▶ **Direction**: Please extend the forum thread on the buoyancy/gravity wheel below, picking up right after its last sentence.

[Start Text block]

Buoyancy/gravity wheel - another approach?

[Low-Q]

Hi,

I have made a drawing of an idea I had the other day. If it was possible to shield water in the right part of a container so it can be air in the left side, how would a buoyancy wheel act then?

I know there is harder to push ball E into the water than it is for ball A, due to the difference in pressure. But will the buoyancy of the balls F, G and H (Or more if more balls was available) be enough to force ball E (minus force of ball A) into the water?

Vidar

[onthecuttingedge2005]

B, C, D, E will 'resist' going into the water, this falls under the path of least resistance law which will always center itself out and settles into a zero kinetic potential.

[onthecuttingedge2005]

If you really wanted a wheel that runs on gravity then you must also understand that Gravity is not a constant around the world, different places have different gravitational influences.

if you built a rather large ordinary wheel that borders the blue gravity area vs. a heavy gravity environment in red then one side of that wheel will be heavier than the other side causing the wheel to perpetually rotate to the path of least resistance.

on the gravity map, in the blue areas objects fall slower than objects dropped in the red area.

32ft per sec squared only counts in the area it was calculated from, it does not hold true entirely around the world, there is a spot in the Indian ocean that has the least over all ratio of gravitational influence.

after you have fumbled with this concept in your head then tell me why it won't work as planned, 'remember the path of least resistance law'

Jerry

[Low-Q]

Only position E will be the counter energy with an average energy of the balls D_max x cos45^o x Depth_E-A

If the spheric balls was 1 litre. The maximum area is 250 cm^2. If Delta_E-A = 1m, the maximum counterforce is approx 250N when ball E is half way in. The average force is 250N x cos45 = 177N for the whole ball to enter the water. The distance D_max it must travel is 0,178m to be totally in the water. The total energy is then 177N x 0,178m = 31,5.

[End Text block]
[Start Supplied material]

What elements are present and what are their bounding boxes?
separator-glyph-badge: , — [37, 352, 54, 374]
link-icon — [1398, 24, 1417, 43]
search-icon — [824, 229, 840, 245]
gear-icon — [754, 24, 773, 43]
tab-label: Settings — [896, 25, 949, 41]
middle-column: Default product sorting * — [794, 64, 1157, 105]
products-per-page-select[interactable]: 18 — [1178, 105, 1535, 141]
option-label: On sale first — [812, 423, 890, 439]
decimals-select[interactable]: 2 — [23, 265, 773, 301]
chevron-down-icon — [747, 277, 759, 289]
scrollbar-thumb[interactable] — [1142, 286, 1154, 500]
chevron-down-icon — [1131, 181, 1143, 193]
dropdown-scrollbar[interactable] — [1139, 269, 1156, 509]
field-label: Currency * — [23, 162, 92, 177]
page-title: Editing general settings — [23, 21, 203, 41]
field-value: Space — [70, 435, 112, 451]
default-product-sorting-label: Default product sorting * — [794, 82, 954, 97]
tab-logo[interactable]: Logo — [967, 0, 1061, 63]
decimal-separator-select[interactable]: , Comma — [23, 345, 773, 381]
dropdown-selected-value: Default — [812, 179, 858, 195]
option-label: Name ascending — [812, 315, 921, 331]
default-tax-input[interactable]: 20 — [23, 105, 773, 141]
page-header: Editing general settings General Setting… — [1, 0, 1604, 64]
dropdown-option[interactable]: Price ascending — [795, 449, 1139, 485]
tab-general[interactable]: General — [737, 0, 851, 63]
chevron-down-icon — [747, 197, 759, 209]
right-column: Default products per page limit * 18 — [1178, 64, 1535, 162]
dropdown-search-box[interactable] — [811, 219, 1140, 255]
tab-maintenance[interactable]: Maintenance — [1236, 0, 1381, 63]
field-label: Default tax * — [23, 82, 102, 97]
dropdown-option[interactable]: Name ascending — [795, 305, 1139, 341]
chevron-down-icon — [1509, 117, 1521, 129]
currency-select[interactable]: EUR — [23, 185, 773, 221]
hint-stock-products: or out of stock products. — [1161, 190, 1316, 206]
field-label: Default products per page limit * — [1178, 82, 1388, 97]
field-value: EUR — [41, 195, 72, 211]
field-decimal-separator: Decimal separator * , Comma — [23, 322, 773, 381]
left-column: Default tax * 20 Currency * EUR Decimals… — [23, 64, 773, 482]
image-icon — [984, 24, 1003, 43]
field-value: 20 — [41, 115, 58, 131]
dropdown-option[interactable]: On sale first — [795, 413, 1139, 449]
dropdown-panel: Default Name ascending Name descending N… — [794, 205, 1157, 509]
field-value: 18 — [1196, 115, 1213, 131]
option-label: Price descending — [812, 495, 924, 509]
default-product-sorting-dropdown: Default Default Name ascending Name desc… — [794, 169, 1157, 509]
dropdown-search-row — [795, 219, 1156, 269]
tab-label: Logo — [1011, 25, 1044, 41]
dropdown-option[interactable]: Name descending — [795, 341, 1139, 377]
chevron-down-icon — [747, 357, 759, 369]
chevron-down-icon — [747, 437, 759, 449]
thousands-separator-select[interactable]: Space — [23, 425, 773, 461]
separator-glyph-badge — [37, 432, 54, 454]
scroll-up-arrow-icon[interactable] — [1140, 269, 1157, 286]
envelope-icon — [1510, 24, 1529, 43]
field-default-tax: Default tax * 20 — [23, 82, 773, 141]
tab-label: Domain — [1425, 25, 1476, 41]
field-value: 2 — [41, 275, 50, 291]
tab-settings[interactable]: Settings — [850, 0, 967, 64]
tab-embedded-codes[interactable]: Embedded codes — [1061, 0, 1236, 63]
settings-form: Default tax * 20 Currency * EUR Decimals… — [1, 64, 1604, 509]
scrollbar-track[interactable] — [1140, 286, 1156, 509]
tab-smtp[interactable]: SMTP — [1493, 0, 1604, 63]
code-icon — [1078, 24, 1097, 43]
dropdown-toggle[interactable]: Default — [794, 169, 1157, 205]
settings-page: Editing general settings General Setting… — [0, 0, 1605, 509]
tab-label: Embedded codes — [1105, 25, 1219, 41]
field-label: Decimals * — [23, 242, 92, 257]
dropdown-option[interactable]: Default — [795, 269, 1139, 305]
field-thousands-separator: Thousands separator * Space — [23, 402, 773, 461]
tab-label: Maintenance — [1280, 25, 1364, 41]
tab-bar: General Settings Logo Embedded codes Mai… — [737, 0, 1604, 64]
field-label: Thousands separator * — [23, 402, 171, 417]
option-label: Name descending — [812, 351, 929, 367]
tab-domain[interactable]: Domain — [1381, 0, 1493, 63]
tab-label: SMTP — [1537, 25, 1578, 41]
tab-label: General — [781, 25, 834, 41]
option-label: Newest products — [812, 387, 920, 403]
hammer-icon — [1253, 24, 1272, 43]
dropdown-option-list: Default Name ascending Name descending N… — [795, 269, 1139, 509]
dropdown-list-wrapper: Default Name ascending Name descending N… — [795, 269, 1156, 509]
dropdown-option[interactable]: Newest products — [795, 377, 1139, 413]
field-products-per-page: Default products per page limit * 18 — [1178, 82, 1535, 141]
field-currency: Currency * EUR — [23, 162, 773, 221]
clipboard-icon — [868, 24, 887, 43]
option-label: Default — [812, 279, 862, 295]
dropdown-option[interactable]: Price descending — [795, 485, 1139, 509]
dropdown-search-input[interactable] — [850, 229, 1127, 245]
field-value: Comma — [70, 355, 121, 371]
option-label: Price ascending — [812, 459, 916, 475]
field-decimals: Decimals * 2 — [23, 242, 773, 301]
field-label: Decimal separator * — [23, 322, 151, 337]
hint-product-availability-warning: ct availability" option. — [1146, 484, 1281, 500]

[End Supplied material]

▶ **The result**:
Then the three other balls F, G, H are travelling the same distance, but ball F and H are at average 45 degrees angle. What is the energy they provide?
If ball F and H are raising each approx: 0,178m x cos45 = 0,125m
In sum this is equivalent to 10N (About 1 litre) in 0,25m.
Ball G is raising approx 0,178m. The weight is 10N.
The total buoyancy energy is then (0,25m x 10N) + (0,178m x 10N) = 4,3

Ball E wins with 31,5 - 4,3 = 27,2 (something)

If we store that exsess energy in a fast spinning metal disc (Like the ones in some toys), should that energy be enough to keep the wheel to rotate in the opposite direction than I intended? ...so the balls at position F, then G, then H could provide energy each time they left position E and into the air?

I guess I'll not get a nice sleep tonight...too much thinking

Any thoughts @onthecuttingedge2005?

[onthecuttingedge2005]

lets say you weigh 200 pounds, take one soccer ball and one pool, the object of this mission, try to get the soccer ball down to the 12 foot level and touch the bottom of the pool.

don't hold your chin out to far or the ball might smack you a good one!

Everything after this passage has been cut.